**What the exercise asks:**
Go through the records below line by line, counting those that contain the word "title"; answer with the count only.

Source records
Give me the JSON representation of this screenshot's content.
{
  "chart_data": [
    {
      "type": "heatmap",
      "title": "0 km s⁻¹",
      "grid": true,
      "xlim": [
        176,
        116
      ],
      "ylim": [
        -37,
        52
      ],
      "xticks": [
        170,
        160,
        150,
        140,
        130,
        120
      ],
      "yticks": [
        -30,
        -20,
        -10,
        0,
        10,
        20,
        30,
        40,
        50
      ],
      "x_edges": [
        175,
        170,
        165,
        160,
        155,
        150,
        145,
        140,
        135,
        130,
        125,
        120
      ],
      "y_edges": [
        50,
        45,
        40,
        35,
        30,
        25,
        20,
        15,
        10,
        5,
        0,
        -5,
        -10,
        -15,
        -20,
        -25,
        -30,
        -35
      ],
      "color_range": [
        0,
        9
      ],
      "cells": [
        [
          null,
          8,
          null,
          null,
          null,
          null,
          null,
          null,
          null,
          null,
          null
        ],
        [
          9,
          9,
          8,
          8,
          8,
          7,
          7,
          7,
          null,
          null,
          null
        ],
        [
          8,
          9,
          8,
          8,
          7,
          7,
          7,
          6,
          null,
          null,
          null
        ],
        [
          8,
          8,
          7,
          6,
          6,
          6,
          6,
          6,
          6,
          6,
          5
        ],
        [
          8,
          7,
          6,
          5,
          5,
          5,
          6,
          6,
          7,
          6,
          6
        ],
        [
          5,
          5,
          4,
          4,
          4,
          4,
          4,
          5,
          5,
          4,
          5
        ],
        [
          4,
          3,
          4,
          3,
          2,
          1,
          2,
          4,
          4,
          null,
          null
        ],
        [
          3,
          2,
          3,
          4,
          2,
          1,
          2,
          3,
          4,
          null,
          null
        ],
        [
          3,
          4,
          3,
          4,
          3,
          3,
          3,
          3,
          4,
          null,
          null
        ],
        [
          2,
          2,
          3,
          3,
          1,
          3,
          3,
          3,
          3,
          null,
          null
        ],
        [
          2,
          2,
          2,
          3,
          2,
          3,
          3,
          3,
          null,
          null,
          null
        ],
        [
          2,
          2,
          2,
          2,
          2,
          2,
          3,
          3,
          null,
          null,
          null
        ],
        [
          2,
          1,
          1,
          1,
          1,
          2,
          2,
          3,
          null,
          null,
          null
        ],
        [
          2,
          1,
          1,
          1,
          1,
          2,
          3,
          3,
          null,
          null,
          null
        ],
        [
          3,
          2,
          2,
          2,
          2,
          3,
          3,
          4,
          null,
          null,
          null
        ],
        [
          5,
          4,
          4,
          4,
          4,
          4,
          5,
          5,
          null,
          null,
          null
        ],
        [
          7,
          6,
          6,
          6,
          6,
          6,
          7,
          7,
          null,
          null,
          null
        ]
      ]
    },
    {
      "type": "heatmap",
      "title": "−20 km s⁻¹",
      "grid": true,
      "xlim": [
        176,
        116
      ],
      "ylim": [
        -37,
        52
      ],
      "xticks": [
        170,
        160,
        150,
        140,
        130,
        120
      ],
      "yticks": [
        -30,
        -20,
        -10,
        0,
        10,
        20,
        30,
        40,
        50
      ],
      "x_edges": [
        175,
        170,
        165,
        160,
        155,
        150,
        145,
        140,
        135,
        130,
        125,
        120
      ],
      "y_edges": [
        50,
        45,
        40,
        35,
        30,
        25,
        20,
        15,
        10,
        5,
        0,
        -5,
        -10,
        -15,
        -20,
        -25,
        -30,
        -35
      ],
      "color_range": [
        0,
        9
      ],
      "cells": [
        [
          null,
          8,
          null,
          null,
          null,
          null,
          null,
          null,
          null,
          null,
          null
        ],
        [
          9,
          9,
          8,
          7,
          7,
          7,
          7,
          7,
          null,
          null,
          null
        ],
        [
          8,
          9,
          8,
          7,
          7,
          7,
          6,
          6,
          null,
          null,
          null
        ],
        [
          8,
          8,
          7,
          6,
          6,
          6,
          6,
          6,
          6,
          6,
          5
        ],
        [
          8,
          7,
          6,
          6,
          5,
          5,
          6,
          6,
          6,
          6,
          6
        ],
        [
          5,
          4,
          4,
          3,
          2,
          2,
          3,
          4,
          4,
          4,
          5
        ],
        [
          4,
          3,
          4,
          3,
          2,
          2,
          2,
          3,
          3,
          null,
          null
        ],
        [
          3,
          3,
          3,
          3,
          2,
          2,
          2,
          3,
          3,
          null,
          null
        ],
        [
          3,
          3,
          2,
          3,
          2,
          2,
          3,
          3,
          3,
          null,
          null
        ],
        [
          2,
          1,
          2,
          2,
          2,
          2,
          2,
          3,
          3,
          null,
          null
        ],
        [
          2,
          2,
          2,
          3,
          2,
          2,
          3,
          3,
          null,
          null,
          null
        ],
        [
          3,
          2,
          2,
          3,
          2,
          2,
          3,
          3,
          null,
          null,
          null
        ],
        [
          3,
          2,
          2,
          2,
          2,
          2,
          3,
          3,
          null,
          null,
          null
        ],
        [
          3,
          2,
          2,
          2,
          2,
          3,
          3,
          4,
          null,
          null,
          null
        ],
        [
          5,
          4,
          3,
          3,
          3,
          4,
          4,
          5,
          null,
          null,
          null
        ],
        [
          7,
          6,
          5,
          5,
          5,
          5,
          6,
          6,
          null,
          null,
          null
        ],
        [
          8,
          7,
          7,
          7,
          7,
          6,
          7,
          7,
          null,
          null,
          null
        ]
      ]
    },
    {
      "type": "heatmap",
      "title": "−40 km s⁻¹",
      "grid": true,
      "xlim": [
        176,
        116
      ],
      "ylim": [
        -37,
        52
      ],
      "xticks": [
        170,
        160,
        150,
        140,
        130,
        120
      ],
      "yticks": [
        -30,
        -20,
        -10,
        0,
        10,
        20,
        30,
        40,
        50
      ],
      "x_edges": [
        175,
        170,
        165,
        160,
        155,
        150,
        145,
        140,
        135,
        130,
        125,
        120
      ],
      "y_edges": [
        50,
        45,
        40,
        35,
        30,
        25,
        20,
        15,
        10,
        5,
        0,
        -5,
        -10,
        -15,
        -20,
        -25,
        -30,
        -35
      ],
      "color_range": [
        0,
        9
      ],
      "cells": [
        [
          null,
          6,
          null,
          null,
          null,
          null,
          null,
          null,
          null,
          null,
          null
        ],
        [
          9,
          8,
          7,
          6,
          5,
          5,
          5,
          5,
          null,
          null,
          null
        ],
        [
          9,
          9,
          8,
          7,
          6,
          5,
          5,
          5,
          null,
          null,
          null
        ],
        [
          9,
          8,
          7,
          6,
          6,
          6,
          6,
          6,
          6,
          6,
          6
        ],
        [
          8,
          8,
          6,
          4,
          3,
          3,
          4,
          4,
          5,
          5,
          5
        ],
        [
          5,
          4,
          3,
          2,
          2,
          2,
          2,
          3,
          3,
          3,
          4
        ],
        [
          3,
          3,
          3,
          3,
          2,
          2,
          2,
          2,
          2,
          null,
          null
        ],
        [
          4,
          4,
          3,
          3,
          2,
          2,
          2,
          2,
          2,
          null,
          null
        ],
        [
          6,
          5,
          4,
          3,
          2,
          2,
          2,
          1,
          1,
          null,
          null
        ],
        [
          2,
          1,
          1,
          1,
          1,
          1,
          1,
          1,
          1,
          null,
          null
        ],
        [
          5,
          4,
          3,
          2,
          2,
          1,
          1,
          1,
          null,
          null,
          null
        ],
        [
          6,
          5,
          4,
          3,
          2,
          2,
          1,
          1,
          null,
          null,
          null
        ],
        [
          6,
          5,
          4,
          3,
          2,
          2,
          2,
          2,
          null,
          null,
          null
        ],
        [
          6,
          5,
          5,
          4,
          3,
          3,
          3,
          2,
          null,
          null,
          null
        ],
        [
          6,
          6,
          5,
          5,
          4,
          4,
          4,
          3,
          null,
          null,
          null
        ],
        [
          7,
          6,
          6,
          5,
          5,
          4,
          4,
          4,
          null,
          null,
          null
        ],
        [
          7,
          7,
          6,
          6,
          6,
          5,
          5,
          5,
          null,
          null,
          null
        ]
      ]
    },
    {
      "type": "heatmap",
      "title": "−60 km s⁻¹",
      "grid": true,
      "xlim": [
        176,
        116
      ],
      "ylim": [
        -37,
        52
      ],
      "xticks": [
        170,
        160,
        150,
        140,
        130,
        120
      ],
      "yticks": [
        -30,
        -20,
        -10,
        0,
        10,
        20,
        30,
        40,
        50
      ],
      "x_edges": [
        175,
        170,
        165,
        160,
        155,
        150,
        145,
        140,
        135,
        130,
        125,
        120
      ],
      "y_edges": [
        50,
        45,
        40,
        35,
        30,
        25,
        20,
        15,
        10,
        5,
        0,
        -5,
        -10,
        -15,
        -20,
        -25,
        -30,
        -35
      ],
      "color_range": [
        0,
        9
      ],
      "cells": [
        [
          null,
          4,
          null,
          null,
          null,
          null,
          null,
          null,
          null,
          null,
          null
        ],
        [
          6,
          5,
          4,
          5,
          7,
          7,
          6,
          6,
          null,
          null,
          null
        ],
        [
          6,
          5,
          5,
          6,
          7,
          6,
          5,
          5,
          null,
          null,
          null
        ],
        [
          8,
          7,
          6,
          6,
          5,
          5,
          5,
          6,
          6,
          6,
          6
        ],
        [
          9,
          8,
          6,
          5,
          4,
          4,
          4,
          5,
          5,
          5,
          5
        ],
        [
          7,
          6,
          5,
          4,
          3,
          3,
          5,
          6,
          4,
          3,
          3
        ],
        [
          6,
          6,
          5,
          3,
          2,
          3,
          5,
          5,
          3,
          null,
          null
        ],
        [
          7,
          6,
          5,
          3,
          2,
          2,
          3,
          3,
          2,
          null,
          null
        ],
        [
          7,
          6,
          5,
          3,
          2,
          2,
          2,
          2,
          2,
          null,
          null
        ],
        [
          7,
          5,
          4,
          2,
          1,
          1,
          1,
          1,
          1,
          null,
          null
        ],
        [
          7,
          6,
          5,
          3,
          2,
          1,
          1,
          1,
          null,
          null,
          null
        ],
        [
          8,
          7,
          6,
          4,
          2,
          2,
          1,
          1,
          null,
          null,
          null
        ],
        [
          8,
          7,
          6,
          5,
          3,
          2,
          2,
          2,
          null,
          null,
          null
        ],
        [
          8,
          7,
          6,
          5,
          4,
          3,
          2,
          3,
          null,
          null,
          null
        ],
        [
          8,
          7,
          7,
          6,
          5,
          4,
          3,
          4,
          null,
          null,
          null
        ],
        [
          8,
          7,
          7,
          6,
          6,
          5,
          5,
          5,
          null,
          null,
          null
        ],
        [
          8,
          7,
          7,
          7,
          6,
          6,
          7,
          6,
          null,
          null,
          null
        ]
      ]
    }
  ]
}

**Worked answer:**
4